### WHAT TO DO
Every entry needs to be printed exactly, please.

(A block of data)
******

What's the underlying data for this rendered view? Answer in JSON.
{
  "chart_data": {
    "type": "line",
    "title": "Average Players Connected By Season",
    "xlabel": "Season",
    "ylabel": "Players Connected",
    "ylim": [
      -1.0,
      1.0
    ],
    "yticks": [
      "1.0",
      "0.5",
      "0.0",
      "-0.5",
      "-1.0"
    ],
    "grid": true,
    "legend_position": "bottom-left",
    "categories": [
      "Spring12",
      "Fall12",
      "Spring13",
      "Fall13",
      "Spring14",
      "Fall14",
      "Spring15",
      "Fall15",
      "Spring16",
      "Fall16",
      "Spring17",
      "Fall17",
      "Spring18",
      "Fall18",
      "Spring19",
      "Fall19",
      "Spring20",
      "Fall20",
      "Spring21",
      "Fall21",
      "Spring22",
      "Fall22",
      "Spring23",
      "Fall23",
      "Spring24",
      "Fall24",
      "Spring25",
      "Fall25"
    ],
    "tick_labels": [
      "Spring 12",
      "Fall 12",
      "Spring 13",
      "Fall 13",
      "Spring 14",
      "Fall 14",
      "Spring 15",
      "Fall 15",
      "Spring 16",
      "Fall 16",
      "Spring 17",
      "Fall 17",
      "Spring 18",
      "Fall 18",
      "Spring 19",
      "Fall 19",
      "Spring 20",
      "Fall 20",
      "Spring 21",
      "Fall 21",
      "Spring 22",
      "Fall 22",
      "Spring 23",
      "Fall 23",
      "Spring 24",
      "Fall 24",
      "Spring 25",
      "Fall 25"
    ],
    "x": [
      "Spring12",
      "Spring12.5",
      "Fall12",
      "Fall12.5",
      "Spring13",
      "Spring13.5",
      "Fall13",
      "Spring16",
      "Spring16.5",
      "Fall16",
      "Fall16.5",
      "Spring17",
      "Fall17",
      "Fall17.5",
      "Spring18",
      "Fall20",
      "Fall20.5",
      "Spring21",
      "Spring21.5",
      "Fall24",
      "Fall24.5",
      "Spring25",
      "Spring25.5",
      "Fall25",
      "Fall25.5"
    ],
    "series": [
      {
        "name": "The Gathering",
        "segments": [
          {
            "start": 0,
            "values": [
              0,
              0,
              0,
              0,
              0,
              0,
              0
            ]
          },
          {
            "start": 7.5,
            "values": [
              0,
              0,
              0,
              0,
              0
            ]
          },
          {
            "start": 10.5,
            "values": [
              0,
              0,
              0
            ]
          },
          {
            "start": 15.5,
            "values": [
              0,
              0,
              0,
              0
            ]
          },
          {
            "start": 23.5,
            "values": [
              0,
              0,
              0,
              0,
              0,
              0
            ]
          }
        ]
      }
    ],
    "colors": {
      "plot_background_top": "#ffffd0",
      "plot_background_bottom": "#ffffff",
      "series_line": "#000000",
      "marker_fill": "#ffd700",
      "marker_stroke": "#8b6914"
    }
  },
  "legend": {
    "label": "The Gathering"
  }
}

******

### ANSWER TO THE PROBLEM
What's the underlying data for this rendered view? Answer in JSON.
{
  "chart_data": {
    "type": "line",
    "title": "Average Players Connected By Season",
    "xlabel": "Season",
    "ylabel": "Players Connected",
    "ylim": [
      -1.0,
      1.0
    ],
    "yticks": [
      "1.0",
      "0.5",
      "0.0",
      "-0.5",
      "-1.0"
    ],
    "grid": true,
    "legend_position": "bottom-left",
    "categories": [
      "Spring12",
      "Fall12",
      "Spring13",
      "Fall13",
      "Spring14",
      "Fall14",
      "Spring15",
      "Fall15",
      "Spring16",
      "Fall16",
      "Spring17",
      "Fall17",
      "Spring18",
      "Fall18",
      "Spring19",
      "Fall19",
      "Spring20",
      "Fall20",
      "Spring21",
      "Fall21",
      "Spring22",
      "Fall22",
      "Spring23",
      "Fall23",
      "Spring24",
      "Fall24",
      "Spring25",
      "Fall25"
    ],
    "tick_labels": [
      "Spring 12",
      "Fall 12",
      "Spring 13",
      "Fall 13",
      "Spring 14",
      "Fall 14",
      "Spring 15",
      "Fall 15",
      "Spring 16",
      "Fall 16",
      "Spring 17",
      "Fall 17",
      "Spring 18",
      "Fall 18",
      "Spring 19",
      "Fall 19",
      "Spring 20",
      "Fall 20",
      "Spring 21",
      "Fall 21",
      "Spring 22",
      "Fall 22",
      "Spring 23",
      "Fall 23",
      "Spring 24",
      "Fall 24",
      "Spring 25",
      "Fall 25"
    ],
    "x": [
      "Spring12",
      "Spring12.5",
      "Fall12",
      "Fall12.5",
      "Spring13",
      "Spring13.5",
      "Fall13",
      "Spring16",
      "Spring16.5",
      "Fall16",
      "Fall16.5",
      "Spring17",
      "Fall17",
      "Fall17.5",
      "Spring18",
      "Fall20",
      "Fall20.5",
      "Spring21",
      "Spring21.5",
      "Fall24",
      "Fall24.5",
      "Spring25",
      "Spring25.5",
      "Fall25",
      "Fall25.5"
    ],
    "series": [
      {
        "name": "The Gathering",
        "segments": [
          {
            "start": 0,
            "values": [
              0,
              0,
              0,
              0,
              0,
              0,
              0
            ]
          },
          {
            "start": 7.5,
            "values": [
              0,
              0,
              0,
              0,
              0
            ]
          },
          {
            "start": 10.5,
            "values": [
              0,
              0,
              0
            ]
          },
          {
            "start": 15.5,
            "values": [
              0,
              0,
              0,
              0
            ]
          },
          {
            "start": 23.5,
            "values": [
              0,
              0,
              0,
              0,
              0,
              0
            ]
          }
        ]
      }
    ],
    "colors": {
      "plot_background_top": "#ffffd0",
      "plot_background_bottom": "#ffffff",
      "series_line": "#000000",
      "marker_fill": "#ffd700",
      "marker_stroke": "#8b6914"
    }
  },
  "legend": {
    "label": "The Gathering"
  }
}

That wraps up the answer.